[Collected data]
%%

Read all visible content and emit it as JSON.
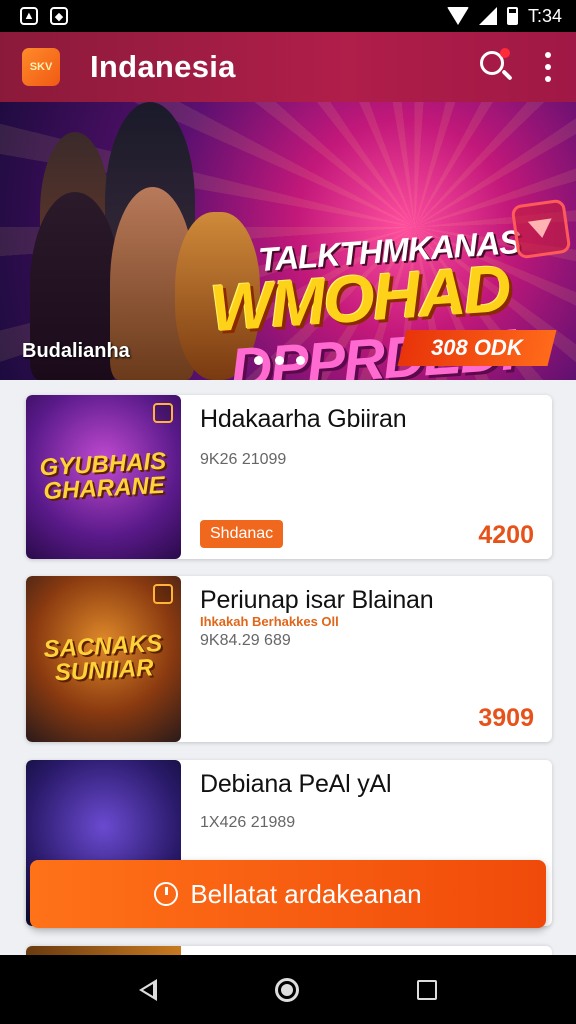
{
  "status_bar": {
    "time": "T:34",
    "icons": [
      "notification-icon",
      "notification-icon",
      "wifi-icon",
      "signal-icon",
      "battery-icon"
    ]
  },
  "app_bar": {
    "logo_text": "SKV",
    "title": "Indanesia",
    "search_icon": "search-icon",
    "menu_icon": "overflow-menu-icon"
  },
  "banner": {
    "headline_1": "TALKTHMKANAS",
    "headline_2": "WMOHAD",
    "headline_3": "DPPRDED!",
    "caption": "Budalianha",
    "cta": "308 ODK",
    "slide_count": 3
  },
  "games": [
    {
      "title": "Hdakaarha Gbiiran",
      "subtitle": "9K26 21099",
      "tag": "",
      "pill": "Shdanac",
      "price": "4200",
      "thumb_logo": "GYUBHAIS GHARANE",
      "accent": "#8a2ab0"
    },
    {
      "title": "Periunap isar Blainan",
      "subtitle": "9K84.29 689",
      "tag": "Ihkakah Berhakkes Oll",
      "pill": "",
      "price": "3909",
      "thumb_logo": "SACNAKS SUNIIAR",
      "accent": "#c85a10"
    },
    {
      "title": "Debiana PeAl yAl",
      "subtitle": "1X426 21989",
      "tag": "",
      "pill": "",
      "price": "",
      "thumb_logo": "",
      "accent": "#3a2a8a"
    }
  ],
  "fab": {
    "label": "Bellatat ardakeanan"
  },
  "nav_bar": {
    "icons": [
      "back-icon",
      "home-icon",
      "recents-icon"
    ]
  }
}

%%

§ DIRECTIVE
Restate the records word for word, omitting images.

§ OUTPUT
Read all visible content and emit it as JSON.
{
  "status_bar": {
    "time": "T:34",
    "icons": [
      "notification-icon",
      "notification-icon",
      "wifi-icon",
      "signal-icon",
      "battery-icon"
    ]
  },
  "app_bar": {
    "logo_text": "SKV",
    "title": "Indanesia",
    "search_icon": "search-icon",
    "menu_icon": "overflow-menu-icon"
  },
  "banner": {
    "headline_1": "TALKTHMKANAS",
    "headline_2": "WMOHAD",
    "headline_3": "DPPRDED!",
    "caption": "Budalianha",
    "cta": "308 ODK",
    "slide_count": 3
  },
  "games": [
    {
      "title": "Hdakaarha Gbiiran",
      "subtitle": "9K26 21099",
      "tag": "",
      "pill": "Shdanac",
      "price": "4200",
      "thumb_logo": "GYUBHAIS GHARANE",
      "accent": "#8a2ab0"
    },
    {
      "title": "Periunap isar Blainan",
      "subtitle": "9K84.29 689",
      "tag": "Ihkakah Berhakkes Oll",
      "pill": "",
      "price": "3909",
      "thumb_logo": "SACNAKS SUNIIAR",
      "accent": "#c85a10"
    },
    {
      "title": "Debiana PeAl yAl",
      "subtitle": "1X426 21989",
      "tag": "",
      "pill": "",
      "price": "",
      "thumb_logo": "",
      "accent": "#3a2a8a"
    }
  ],
  "fab": {
    "label": "Bellatat ardakeanan"
  },
  "nav_bar": {
    "icons": [
      "back-icon",
      "home-icon",
      "recents-icon"
    ]
  }
}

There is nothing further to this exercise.